» What is needed
Your task is to print all of the material verbatim.

» Records to process
****************************************

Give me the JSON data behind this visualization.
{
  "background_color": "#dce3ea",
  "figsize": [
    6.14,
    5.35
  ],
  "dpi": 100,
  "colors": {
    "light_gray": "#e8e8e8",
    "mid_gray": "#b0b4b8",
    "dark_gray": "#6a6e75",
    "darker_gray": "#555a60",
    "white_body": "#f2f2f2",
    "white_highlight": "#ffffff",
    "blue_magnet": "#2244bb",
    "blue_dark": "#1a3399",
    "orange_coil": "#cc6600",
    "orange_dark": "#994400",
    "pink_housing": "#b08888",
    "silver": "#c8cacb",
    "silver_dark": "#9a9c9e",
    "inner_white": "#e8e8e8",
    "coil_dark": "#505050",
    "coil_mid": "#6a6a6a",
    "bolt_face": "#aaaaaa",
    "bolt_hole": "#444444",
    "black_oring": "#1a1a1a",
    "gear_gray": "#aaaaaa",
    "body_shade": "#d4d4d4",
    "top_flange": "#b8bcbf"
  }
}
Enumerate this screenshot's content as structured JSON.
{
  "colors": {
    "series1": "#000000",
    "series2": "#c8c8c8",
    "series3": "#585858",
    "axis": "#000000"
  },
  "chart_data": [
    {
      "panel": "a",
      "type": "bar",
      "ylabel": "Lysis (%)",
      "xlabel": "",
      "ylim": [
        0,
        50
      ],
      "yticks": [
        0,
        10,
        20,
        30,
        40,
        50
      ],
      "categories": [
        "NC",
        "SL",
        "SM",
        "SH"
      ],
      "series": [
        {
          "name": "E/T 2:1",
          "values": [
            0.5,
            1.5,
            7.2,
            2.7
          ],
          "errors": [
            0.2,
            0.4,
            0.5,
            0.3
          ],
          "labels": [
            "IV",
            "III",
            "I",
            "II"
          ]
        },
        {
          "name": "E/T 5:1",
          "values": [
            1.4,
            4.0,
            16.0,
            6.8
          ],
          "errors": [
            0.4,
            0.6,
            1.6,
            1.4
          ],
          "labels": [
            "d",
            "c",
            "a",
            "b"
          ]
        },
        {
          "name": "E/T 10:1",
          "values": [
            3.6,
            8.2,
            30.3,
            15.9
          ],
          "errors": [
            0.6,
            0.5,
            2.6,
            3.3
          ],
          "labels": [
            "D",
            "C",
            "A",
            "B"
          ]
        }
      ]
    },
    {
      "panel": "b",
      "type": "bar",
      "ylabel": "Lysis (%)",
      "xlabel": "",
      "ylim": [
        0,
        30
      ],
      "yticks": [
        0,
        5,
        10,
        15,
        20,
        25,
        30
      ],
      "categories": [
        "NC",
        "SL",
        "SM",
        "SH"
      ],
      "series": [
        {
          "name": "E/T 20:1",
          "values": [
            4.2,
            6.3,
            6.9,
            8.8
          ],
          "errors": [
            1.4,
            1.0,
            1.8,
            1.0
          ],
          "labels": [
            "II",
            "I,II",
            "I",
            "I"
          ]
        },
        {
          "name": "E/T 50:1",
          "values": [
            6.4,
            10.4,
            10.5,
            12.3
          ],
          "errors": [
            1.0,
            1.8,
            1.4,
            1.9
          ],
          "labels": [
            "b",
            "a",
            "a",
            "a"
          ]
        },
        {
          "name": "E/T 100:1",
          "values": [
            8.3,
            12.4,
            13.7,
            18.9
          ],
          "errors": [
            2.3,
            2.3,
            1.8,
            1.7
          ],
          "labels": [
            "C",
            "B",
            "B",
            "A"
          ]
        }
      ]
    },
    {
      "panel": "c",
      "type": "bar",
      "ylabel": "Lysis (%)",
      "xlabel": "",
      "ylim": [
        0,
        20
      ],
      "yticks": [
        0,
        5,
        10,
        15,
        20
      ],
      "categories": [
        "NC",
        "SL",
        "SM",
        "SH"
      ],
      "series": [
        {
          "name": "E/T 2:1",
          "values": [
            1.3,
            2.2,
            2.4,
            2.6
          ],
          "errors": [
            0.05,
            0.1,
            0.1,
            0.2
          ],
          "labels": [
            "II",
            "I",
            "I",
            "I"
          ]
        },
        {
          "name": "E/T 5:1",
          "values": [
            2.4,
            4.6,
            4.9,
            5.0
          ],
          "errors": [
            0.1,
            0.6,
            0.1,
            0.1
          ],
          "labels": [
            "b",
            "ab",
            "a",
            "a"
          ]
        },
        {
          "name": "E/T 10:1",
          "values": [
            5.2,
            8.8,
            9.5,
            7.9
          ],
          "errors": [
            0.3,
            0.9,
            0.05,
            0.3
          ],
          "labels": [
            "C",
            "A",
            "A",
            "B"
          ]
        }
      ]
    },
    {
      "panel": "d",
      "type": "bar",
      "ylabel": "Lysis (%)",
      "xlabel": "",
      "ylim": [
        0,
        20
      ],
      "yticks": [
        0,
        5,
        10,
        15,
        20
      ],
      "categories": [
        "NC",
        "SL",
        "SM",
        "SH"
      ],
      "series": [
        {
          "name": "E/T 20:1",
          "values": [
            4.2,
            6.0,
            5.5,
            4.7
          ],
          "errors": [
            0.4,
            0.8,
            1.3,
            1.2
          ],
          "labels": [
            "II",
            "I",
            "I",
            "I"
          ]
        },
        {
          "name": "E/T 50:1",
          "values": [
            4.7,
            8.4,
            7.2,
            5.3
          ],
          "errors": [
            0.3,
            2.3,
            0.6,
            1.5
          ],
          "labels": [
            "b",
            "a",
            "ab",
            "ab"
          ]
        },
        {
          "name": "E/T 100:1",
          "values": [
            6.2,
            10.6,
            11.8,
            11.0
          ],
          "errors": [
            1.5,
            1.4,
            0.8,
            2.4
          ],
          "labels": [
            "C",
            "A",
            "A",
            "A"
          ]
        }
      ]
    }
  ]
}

****************************************

» Solution for this problem
Give me the JSON data behind this visualization.
{
  "background_color": "#dce3ea",
  "figsize": [
    6.14,
    5.35
  ],
  "dpi": 100,
  "colors": {
    "light_gray": "#e8e8e8",
    "mid_gray": "#b0b4b8",
    "dark_gray": "#6a6e75",
    "darker_gray": "#555a60",
    "white_body": "#f2f2f2",
    "white_highlight": "#ffffff",
    "blue_magnet": "#2244bb",
    "blue_dark": "#1a3399",
    "orange_coil": "#cc6600",
    "orange_dark": "#994400",
    "pink_housing": "#b08888",
    "silver": "#c8cacb",
    "silver_dark": "#9a9c9e",
    "inner_white": "#e8e8e8",
    "coil_dark": "#505050",
    "coil_mid": "#6a6a6a",
    "bolt_face": "#aaaaaa",
    "bolt_hole": "#444444",
    "black_oring": "#1a1a1a",
    "gear_gray": "#aaaaaa",
    "body_shade": "#d4d4d4",
    "top_flange": "#b8bcbf"
  }
}
Enumerate this screenshot's content as structured JSON.
{
  "colors": {
    "series1": "#000000",
    "series2": "#c8c8c8",
    "series3": "#585858",
    "axis": "#000000"
  },
  "chart_data": [
    {
      "panel": "a",
      "type": "bar",
      "ylabel": "Lysis (%)",
      "xlabel": "",
      "ylim": [
        0,
        50
      ],
      "yticks": [
        0,
        10,
        20,
        30,
        40,
        50
      ],
      "categories": [
        "NC",
        "SL",
        "SM",
        "SH"
      ],
      "series": [
        {
          "name": "E/T 2:1",
          "values": [
            0.5,
            1.5,
            7.2,
            2.7
          ],
          "errors": [
            0.2,
            0.4,
            0.5,
            0.3
          ],
          "labels": [
            "IV",
            "III",
            "I",
            "II"
          ]
        },
        {
          "name": "E/T 5:1",
          "values": [
            1.4,
            4.0,
            16.0,
            6.8
          ],
          "errors": [
            0.4,
            0.6,
            1.6,
            1.4
          ],
          "labels": [
            "d",
            "c",
            "a",
            "b"
          ]
        },
        {
          "name": "E/T 10:1",
          "values": [
            3.6,
            8.2,
            30.3,
            15.9
          ],
          "errors": [
            0.6,
            0.5,
            2.6,
            3.3
          ],
          "labels": [
            "D",
            "C",
            "A",
            "B"
          ]
        }
      ]
    },
    {
      "panel": "b",
      "type": "bar",
      "ylabel": "Lysis (%)",
      "xlabel": "",
      "ylim": [
        0,
        30
      ],
      "yticks": [
        0,
        5,
        10,
        15,
        20,
        25,
        30
      ],
      "categories": [
        "NC",
        "SL",
        "SM",
        "SH"
      ],
      "series": [
        {
          "name": "E/T 20:1",
          "values": [
            4.2,
            6.3,
            6.9,
            8.8
          ],
          "errors": [
            1.4,
            1.0,
            1.8,
            1.0
          ],
          "labels": [
            "II",
            "I,II",
            "I",
            "I"
          ]
        },
        {
          "name": "E/T 50:1",
          "values": [
            6.4,
            10.4,
            10.5,
            12.3
          ],
          "errors": [
            1.0,
            1.8,
            1.4,
            1.9
          ],
          "labels": [
            "b",
            "a",
            "a",
            "a"
          ]
        },
        {
          "name": "E/T 100:1",
          "values": [
            8.3,
            12.4,
            13.7,
            18.9
          ],
          "errors": [
            2.3,
            2.3,
            1.8,
            1.7
          ],
          "labels": [
            "C",
            "B",
            "B",
            "A"
          ]
        }
      ]
    },
    {
      "panel": "c",
      "type": "bar",
      "ylabel": "Lysis (%)",
      "xlabel": "",
      "ylim": [
        0,
        20
      ],
      "yticks": [
        0,
        5,
        10,
        15,
        20
      ],
      "categories": [
        "NC",
        "SL",
        "SM",
        "SH"
      ],
      "series": [
        {
          "name": "E/T 2:1",
          "values": [
            1.3,
            2.2,
            2.4,
            2.6
          ],
          "errors": [
            0.05,
            0.1,
            0.1,
            0.2
          ],
          "labels": [
            "II",
            "I",
            "I",
            "I"
          ]
        },
        {
          "name": "E/T 5:1",
          "values": [
            2.4,
            4.6,
            4.9,
            5.0
          ],
          "errors": [
            0.1,
            0.6,
            0.1,
            0.1
          ],
          "labels": [
            "b",
            "ab",
            "a",
            "a"
          ]
        },
        {
          "name": "E/T 10:1",
          "values": [
            5.2,
            8.8,
            9.5,
            7.9
          ],
          "errors": [
            0.3,
            0.9,
            0.05,
            0.3
          ],
          "labels": [
            "C",
            "A",
            "A",
            "B"
          ]
        }
      ]
    },
    {
      "panel": "d",
      "type": "bar",
      "ylabel": "Lysis (%)",
      "xlabel": "",
      "ylim": [
        0,
        20
      ],
      "yticks": [
        0,
        5,
        10,
        15,
        20
      ],
      "categories": [
        "NC",
        "SL",
        "SM",
        "SH"
      ],
      "series": [
        {
          "name": "E/T 20:1",
          "values": [
            4.2,
            6.0,
            5.5,
            4.7
          ],
          "errors": [
            0.4,
            0.8,
            1.3,
            1.2
          ],
          "labels": [
            "II",
            "I",
            "I",
            "I"
          ]
        },
        {
          "name": "E/T 50:1",
          "values": [
            4.7,
            8.4,
            7.2,
            5.3
          ],
          "errors": [
            0.3,
            2.3,
            0.6,
            1.5
          ],
          "labels": [
            "b",
            "a",
            "ab",
            "ab"
          ]
        },
        {
          "name": "E/T 100:1",
          "values": [
            6.2,
            10.6,
            11.8,
            11.0
          ],
          "errors": [
            1.5,
            1.4,
            0.8,
            2.4
          ],
          "labels": [
            "C",
            "A",
            "A",
            "A"
          ]
        }
      ]
    }
  ]
}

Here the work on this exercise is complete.